Your task: Only lines with the word "movies" are needed; collect each of them from the listing below.

*** Entries provided

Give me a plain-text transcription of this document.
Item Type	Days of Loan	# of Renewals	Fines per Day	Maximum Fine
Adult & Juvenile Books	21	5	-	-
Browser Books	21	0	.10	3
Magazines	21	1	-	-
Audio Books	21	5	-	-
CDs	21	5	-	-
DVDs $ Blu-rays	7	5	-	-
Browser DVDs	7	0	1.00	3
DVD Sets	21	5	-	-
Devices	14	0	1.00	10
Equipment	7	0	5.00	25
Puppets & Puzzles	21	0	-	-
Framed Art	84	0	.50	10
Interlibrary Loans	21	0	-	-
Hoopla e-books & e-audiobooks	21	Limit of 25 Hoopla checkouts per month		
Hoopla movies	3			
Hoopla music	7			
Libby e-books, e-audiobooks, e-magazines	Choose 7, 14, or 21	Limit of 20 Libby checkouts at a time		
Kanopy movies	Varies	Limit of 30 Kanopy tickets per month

******

Solution:
Hoopla movies	3			
Kanopy movies	Varies	Limit of 30 Kanopy tickets per month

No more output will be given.